Instructions for the task: Return the entries below in their exact form, leaving the pictures out.

═══ Data provided ═══

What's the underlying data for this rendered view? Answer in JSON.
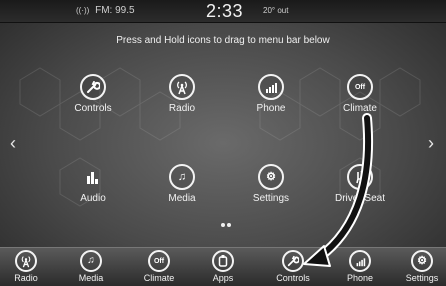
{
  "status": {
    "radio": "FM: 99.5",
    "clock": "2:33",
    "outside_temp": "20° out"
  },
  "instructions": "Press and Hold icons to drag to menu bar below",
  "grid": [
    {
      "label": "Controls",
      "icon": "wrench-icon"
    },
    {
      "label": "Radio",
      "icon": "radio-tower-icon"
    },
    {
      "label": "Phone",
      "icon": "phone-signal-icon"
    },
    {
      "label": "Climate",
      "icon": "climate-off-icon",
      "icon_text": "Off"
    },
    {
      "label": "Audio",
      "icon": "equalizer-icon"
    },
    {
      "label": "Media",
      "icon": "music-note-icon"
    },
    {
      "label": "Settings",
      "icon": "gear-icon"
    },
    {
      "label": "Driver Seat",
      "icon": "heated-seat-icon"
    }
  ],
  "menubar": [
    {
      "label": "Radio",
      "icon": "radio-tower-icon"
    },
    {
      "label": "Media",
      "icon": "music-note-icon"
    },
    {
      "label": "Climate",
      "icon": "climate-off-icon",
      "icon_text": "Off"
    },
    {
      "label": "Apps",
      "icon": "apps-icon"
    },
    {
      "label": "Controls",
      "icon": "wrench-icon"
    },
    {
      "label": "Phone",
      "icon": "phone-signal-icon"
    },
    {
      "label": "Settings",
      "icon": "gear-icon"
    }
  ],
  "pagination": {
    "pages": 2,
    "current": 1
  },
  "colors": {
    "icon": "#f3f3f3",
    "text": "#f2f2f2",
    "background": "#4a4a4a",
    "arrow": "#111111"
  }
}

═══

Exercise response:
What's the underlying data for this rendered view? Answer in JSON.
{
  "status": {
    "radio": "FM: 99.5",
    "clock": "2:33",
    "outside_temp": "20° out"
  },
  "instructions": "Press and Hold icons to drag to menu bar below",
  "grid": [
    {
      "label": "Controls",
      "icon": "wrench-icon"
    },
    {
      "label": "Radio",
      "icon": "radio-tower-icon"
    },
    {
      "label": "Phone",
      "icon": "phone-signal-icon"
    },
    {
      "label": "Climate",
      "icon": "climate-off-icon",
      "icon_text": "Off"
    },
    {
      "label": "Audio",
      "icon": "equalizer-icon"
    },
    {
      "label": "Media",
      "icon": "music-note-icon"
    },
    {
      "label": "Settings",
      "icon": "gear-icon"
    },
    {
      "label": "Driver Seat",
      "icon": "heated-seat-icon"
    }
  ],
  "menubar": [
    {
      "label": "Radio",
      "icon": "radio-tower-icon"
    },
    {
      "label": "Media",
      "icon": "music-note-icon"
    },
    {
      "label": "Climate",
      "icon": "climate-off-icon",
      "icon_text": "Off"
    },
    {
      "label": "Apps",
      "icon": "apps-icon"
    },
    {
      "label": "Controls",
      "icon": "wrench-icon"
    },
    {
      "label": "Phone",
      "icon": "phone-signal-icon"
    },
    {
      "label": "Settings",
      "icon": "gear-icon"
    }
  ],
  "pagination": {
    "pages": 2,
    "current": 1
  },
  "colors": {
    "icon": "#f3f3f3",
    "text": "#f2f2f2",
    "background": "#4a4a4a",
    "arrow": "#111111"
  }
}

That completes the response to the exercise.